### Direction
Below are the records; collect from them each line containing the string "Дерюгина".

Saved entries
— begin —
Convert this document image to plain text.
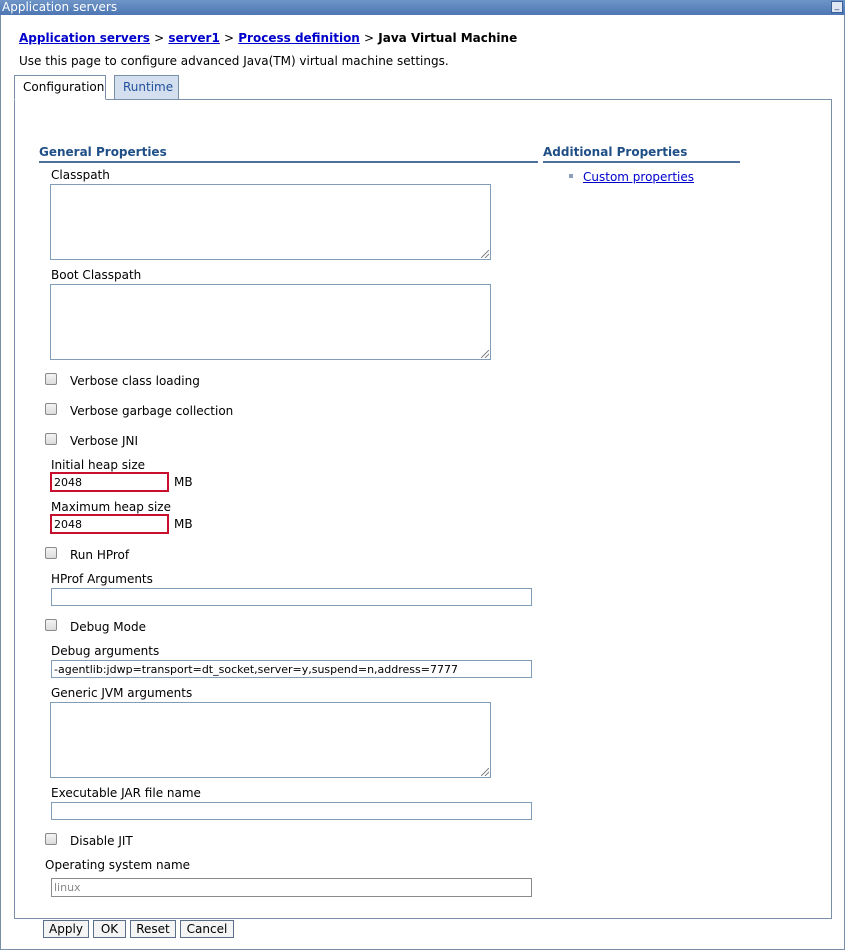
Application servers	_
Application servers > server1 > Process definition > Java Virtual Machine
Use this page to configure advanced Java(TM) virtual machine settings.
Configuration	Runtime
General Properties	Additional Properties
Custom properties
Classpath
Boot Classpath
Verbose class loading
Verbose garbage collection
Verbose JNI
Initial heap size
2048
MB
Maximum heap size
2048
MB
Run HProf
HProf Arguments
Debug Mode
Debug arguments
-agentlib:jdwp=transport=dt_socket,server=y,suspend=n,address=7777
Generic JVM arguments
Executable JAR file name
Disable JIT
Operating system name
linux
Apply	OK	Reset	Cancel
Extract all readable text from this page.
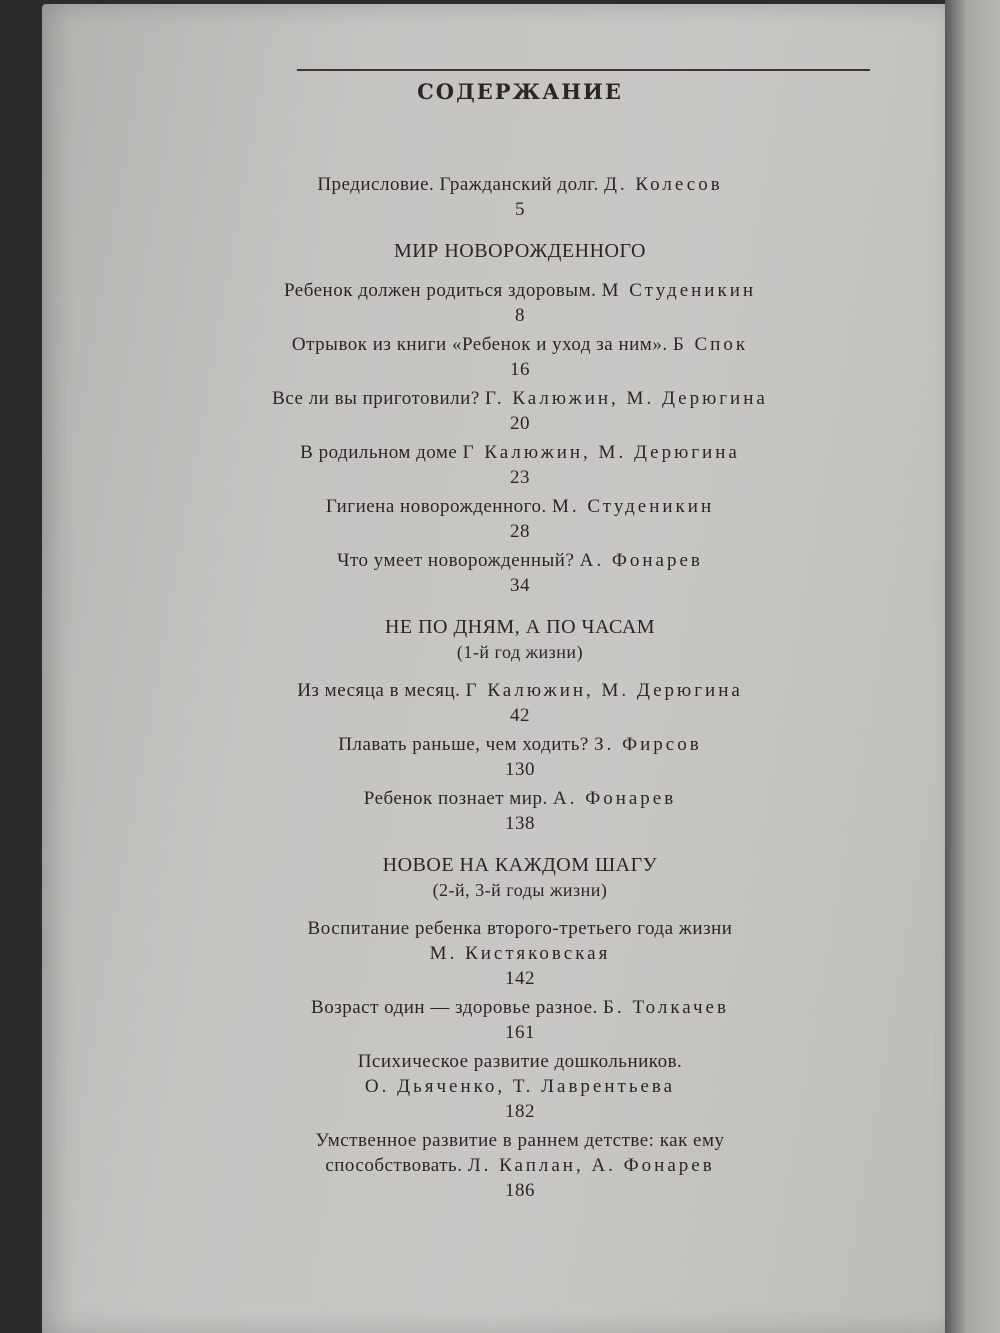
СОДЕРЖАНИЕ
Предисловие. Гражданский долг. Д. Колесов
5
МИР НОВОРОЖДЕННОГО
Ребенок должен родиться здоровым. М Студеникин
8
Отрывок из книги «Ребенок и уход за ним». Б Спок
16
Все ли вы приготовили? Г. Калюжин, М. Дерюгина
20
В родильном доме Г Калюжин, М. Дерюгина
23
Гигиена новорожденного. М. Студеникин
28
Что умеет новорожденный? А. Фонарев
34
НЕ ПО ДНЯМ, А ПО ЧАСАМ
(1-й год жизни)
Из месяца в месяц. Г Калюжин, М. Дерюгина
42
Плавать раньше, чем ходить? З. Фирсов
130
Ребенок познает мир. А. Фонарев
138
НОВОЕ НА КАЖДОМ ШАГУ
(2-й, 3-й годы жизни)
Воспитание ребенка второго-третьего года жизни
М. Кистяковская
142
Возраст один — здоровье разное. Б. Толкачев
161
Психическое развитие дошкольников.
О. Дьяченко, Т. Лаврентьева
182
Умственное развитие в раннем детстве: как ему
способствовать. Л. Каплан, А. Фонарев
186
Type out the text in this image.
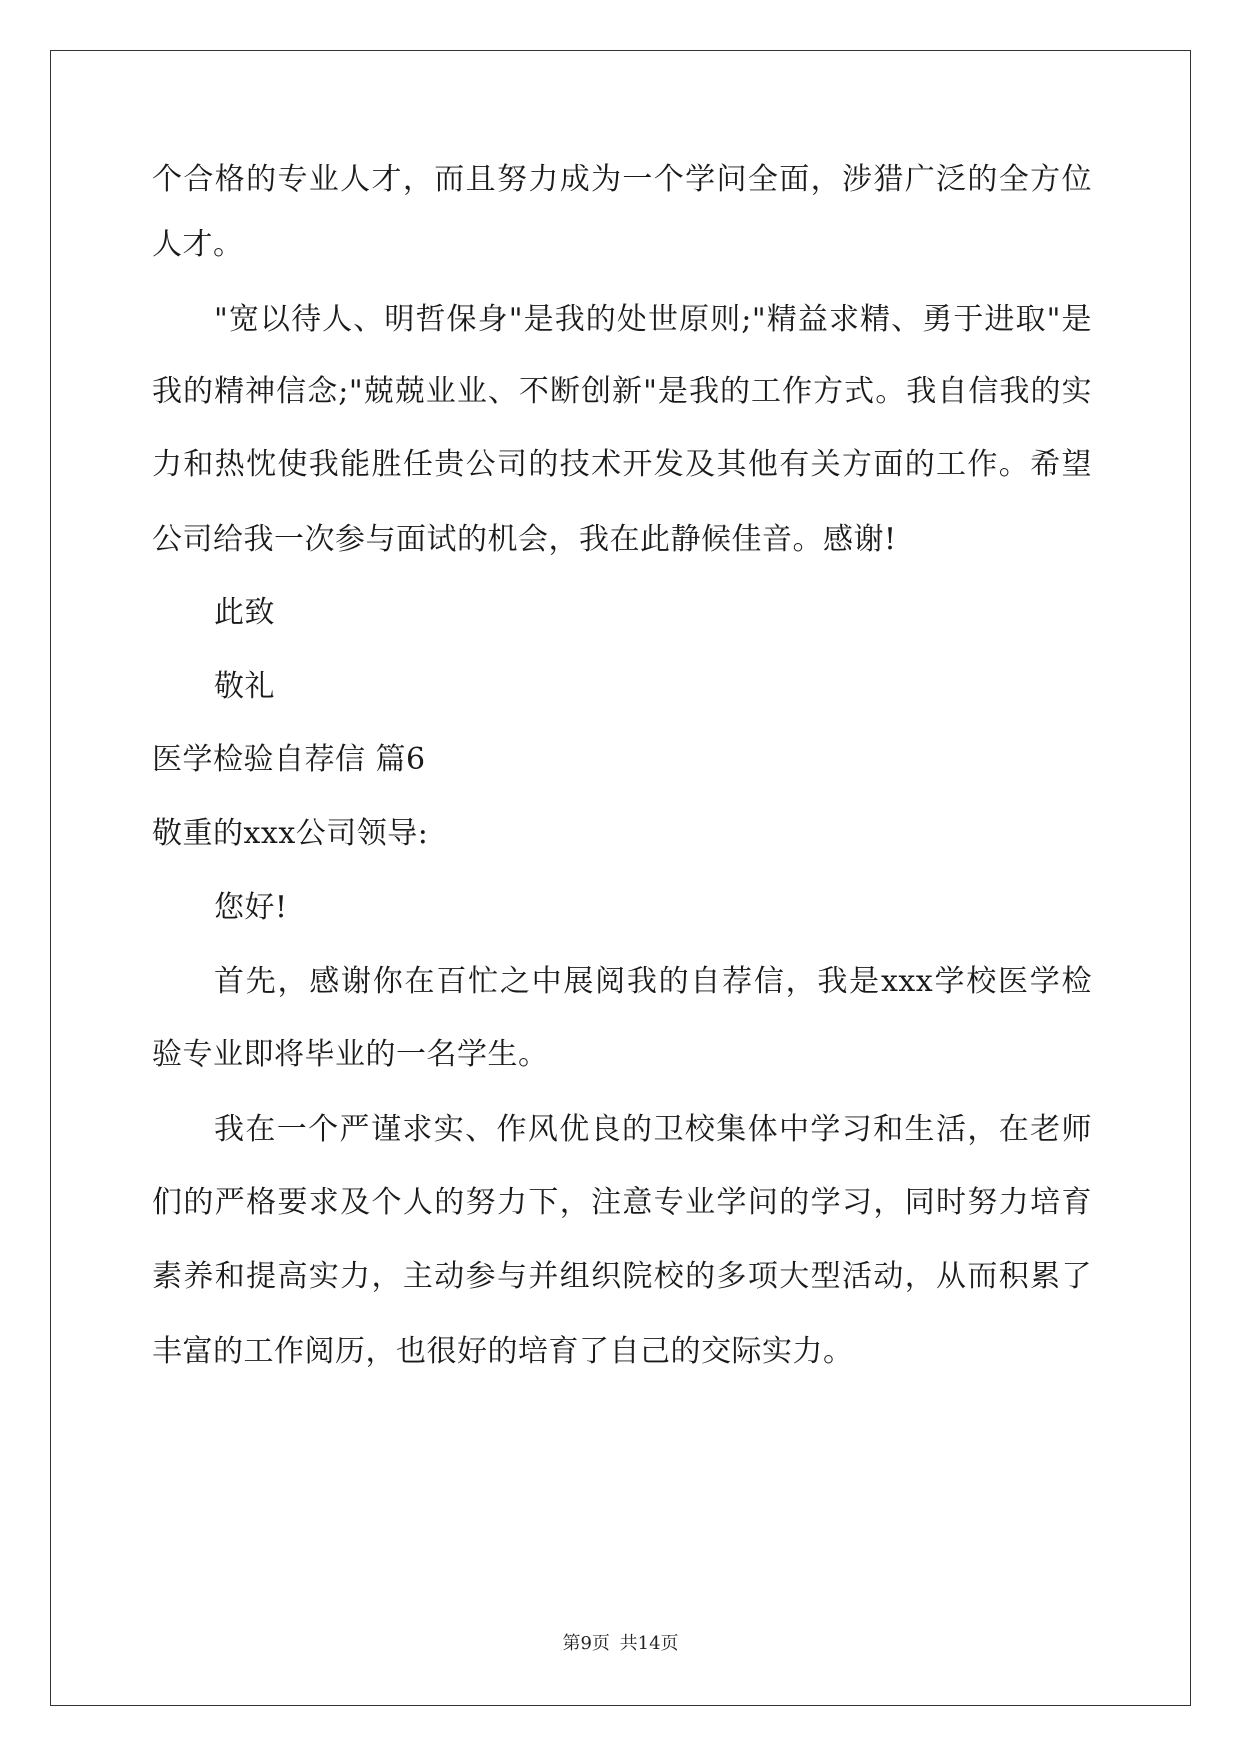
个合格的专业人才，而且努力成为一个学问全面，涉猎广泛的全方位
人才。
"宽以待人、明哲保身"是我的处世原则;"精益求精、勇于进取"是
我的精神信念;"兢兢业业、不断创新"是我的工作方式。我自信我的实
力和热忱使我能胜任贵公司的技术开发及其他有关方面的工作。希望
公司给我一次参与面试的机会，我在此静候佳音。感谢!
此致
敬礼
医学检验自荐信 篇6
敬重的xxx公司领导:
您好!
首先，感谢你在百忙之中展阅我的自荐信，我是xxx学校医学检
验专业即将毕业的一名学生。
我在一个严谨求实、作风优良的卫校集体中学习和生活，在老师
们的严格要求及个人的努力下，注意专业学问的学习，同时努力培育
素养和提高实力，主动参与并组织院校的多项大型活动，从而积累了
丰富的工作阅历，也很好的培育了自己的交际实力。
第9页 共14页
— end —
### Result below
Все ли вы приготовили? Г. Калюжин, М. Дерюгина
В родильном доме Г Калюжин, М. Дерюгина
Из месяца в месяц. Г Калюжин, М. Дерюгина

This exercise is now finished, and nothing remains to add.